Directive:
Work out how many lines in the entries below include the word "screenshot". Give nothing but the number.

Task material:
----------

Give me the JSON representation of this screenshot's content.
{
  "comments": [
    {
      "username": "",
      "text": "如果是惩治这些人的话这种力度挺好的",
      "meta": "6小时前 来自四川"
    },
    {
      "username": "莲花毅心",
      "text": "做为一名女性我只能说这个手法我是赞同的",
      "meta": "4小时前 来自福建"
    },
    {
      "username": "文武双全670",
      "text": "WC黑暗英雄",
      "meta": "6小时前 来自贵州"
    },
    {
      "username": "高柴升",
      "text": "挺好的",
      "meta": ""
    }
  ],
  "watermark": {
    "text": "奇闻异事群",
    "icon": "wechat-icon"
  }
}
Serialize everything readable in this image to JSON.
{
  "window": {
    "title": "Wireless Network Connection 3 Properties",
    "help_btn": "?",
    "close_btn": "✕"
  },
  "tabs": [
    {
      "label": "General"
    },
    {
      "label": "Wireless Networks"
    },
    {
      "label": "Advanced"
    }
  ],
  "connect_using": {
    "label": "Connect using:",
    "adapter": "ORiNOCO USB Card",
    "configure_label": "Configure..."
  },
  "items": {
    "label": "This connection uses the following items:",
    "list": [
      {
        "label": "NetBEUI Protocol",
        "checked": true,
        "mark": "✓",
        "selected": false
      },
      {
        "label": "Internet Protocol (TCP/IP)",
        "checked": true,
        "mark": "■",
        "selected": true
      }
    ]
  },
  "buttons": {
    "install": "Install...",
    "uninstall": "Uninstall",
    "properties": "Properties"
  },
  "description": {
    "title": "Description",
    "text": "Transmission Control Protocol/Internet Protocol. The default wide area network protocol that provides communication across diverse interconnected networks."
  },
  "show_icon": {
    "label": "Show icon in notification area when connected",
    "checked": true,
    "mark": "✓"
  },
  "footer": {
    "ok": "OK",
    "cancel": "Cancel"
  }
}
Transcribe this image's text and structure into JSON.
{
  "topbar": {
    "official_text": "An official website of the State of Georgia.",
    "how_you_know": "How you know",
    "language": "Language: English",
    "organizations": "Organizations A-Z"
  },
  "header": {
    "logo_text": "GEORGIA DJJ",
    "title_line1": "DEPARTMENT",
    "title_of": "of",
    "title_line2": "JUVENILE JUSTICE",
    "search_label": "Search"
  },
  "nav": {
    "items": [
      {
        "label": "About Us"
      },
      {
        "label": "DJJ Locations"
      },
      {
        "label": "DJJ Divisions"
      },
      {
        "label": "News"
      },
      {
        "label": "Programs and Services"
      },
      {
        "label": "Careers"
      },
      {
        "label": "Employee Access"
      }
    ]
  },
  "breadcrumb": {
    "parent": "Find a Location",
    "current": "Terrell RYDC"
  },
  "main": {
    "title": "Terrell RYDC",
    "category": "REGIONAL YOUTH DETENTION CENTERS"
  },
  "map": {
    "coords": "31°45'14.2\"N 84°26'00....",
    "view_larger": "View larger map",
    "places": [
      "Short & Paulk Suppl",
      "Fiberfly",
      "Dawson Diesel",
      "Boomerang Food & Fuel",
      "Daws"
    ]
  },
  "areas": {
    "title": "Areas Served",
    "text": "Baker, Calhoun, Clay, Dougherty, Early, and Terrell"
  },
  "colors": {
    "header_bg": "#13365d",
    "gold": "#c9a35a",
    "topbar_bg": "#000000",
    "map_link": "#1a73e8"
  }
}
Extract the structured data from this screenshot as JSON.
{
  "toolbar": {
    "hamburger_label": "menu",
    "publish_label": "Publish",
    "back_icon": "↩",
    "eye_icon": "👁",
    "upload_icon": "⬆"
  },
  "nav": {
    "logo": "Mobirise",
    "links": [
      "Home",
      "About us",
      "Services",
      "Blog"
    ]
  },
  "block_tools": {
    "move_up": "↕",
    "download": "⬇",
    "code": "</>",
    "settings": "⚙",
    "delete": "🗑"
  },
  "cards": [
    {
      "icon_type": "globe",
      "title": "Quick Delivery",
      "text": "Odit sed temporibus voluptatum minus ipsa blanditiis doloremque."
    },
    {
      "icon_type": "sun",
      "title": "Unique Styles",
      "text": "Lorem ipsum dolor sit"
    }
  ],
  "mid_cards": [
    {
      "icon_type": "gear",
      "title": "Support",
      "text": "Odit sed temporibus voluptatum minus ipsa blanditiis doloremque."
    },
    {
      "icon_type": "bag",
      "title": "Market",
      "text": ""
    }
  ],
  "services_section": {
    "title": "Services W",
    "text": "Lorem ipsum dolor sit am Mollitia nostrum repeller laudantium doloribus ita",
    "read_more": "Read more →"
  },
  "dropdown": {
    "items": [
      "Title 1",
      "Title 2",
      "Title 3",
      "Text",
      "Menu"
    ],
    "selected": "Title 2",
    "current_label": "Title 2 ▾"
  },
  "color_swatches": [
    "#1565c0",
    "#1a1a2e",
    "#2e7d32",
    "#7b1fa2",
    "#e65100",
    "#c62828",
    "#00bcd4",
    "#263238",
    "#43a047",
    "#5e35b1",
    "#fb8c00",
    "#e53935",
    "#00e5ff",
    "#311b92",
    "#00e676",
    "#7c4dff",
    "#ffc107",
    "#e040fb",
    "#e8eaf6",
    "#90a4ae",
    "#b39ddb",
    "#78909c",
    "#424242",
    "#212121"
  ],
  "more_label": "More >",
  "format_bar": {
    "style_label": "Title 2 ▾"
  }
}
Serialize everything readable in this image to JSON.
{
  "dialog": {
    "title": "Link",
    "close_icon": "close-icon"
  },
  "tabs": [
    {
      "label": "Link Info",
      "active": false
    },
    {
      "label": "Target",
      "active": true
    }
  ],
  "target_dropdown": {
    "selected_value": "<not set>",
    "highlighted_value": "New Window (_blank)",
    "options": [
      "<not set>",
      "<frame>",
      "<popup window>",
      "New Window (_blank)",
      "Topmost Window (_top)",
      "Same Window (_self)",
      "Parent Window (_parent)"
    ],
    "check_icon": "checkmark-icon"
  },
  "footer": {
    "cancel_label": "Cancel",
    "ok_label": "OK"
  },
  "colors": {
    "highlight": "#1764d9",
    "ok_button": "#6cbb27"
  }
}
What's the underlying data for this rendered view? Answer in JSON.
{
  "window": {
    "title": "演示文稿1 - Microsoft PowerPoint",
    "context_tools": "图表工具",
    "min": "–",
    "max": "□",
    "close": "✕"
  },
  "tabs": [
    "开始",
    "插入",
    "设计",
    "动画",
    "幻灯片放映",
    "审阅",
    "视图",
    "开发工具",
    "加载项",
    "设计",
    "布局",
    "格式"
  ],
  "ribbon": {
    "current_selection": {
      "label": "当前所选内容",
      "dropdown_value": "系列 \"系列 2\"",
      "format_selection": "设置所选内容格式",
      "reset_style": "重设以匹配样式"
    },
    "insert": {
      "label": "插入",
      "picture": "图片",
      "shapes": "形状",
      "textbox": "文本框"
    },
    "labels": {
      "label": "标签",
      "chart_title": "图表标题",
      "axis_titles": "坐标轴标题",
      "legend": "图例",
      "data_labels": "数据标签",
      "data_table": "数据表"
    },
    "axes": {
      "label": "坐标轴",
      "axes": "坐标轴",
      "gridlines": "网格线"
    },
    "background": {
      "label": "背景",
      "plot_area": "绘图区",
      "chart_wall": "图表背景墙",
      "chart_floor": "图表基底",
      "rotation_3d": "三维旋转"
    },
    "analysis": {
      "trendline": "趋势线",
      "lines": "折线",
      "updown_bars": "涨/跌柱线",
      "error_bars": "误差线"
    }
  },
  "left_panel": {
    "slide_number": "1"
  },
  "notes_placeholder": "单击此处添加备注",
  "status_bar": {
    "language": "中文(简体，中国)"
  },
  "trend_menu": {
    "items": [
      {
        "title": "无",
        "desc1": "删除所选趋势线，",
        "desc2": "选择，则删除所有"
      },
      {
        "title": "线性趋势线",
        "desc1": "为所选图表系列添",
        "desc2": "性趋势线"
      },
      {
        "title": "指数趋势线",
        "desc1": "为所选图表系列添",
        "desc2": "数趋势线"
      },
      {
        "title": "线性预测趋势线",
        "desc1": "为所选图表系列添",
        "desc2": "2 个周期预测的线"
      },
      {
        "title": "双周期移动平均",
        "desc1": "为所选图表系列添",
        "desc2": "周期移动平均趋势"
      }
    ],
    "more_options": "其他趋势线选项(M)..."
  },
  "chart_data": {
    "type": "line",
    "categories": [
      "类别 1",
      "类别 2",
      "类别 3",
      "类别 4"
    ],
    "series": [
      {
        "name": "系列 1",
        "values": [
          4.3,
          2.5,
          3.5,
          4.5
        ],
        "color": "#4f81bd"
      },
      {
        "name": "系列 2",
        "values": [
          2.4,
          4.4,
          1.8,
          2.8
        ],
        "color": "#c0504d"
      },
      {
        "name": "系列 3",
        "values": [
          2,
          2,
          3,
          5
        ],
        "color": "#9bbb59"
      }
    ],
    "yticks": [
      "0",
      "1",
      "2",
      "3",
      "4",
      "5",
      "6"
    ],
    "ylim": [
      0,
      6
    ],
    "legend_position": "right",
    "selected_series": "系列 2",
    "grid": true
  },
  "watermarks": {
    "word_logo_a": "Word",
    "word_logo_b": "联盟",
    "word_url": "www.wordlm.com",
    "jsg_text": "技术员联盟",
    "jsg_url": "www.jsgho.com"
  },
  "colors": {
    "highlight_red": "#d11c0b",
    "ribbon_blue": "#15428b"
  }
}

----------

Right answer:
2